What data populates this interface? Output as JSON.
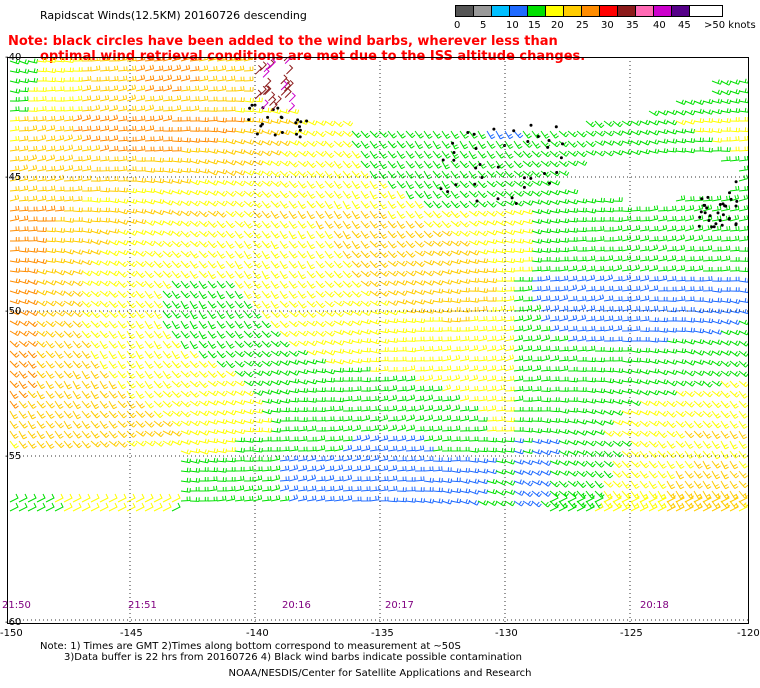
{
  "title": "Rapidscat Winds(12.5KM) 20160726 descending",
  "colorbar": {
    "colors": [
      "#555555",
      "#999999",
      "#00bfff",
      "#1e6aff",
      "#00e000",
      "#ffff00",
      "#ffcc00",
      "#ff8c00",
      "#ff0000",
      "#8b1a1a",
      "#ff69b4",
      "#cc00cc",
      "#550088"
    ],
    "labels": [
      "0",
      "5",
      "10",
      "15",
      "20",
      "25",
      "30",
      "35",
      "40",
      "45",
      ">50 knots"
    ]
  },
  "note": {
    "line1": "Note: black circles have been added to the wind barbs, wherever less than",
    "line2": "optimal wind retrieval conditions are met due to the ISS altitude changes."
  },
  "axes": {
    "lat_labels": [
      "-40",
      "-45",
      "-50",
      "-55",
      "-60"
    ],
    "lon_labels": [
      "-150",
      "-145",
      "-140",
      "-135",
      "-130",
      "-125",
      "-120"
    ]
  },
  "times": [
    "21:50",
    "21:51",
    "20:16",
    "20:17",
    "20:18"
  ],
  "bottom_notes": {
    "line1": "Note: 1) Times are GMT 2)Times along bottom correspond to measurement at ~50S",
    "line2": "3)Data buffer is 22 hrs from 20160726 4) Black wind barbs indicate possible contamination"
  },
  "credit": "NOAA/NESDIS/Center for Satellite Applications and Research"
}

== == ==

Problem details – Drop the images and quote the entries word for word.

Output for this task –
What data populates this interface? Output as JSON.
{
  "title": "Rapidscat Winds(12.5KM) 20160726 descending",
  "colorbar": {
    "colors": [
      "#555555",
      "#999999",
      "#00bfff",
      "#1e6aff",
      "#00e000",
      "#ffff00",
      "#ffcc00",
      "#ff8c00",
      "#ff0000",
      "#8b1a1a",
      "#ff69b4",
      "#cc00cc",
      "#550088"
    ],
    "labels": [
      "0",
      "5",
      "10",
      "15",
      "20",
      "25",
      "30",
      "35",
      "40",
      "45",
      ">50 knots"
    ]
  },
  "note": {
    "line1": "Note: black circles have been added to the wind barbs, wherever less than",
    "line2": "optimal wind retrieval conditions are met due to the ISS altitude changes."
  },
  "axes": {
    "lat_labels": [
      "-40",
      "-45",
      "-50",
      "-55",
      "-60"
    ],
    "lon_labels": [
      "-150",
      "-145",
      "-140",
      "-135",
      "-130",
      "-125",
      "-120"
    ]
  },
  "times": [
    "21:50",
    "21:51",
    "20:16",
    "20:17",
    "20:18"
  ],
  "bottom_notes": {
    "line1": "Note: 1) Times are GMT 2)Times along bottom correspond to measurement at ~50S",
    "line2": "3)Data buffer is 22 hrs from 20160726 4) Black wind barbs indicate possible contamination"
  },
  "credit": "NOAA/NESDIS/Center for Satellite Applications and Research"
}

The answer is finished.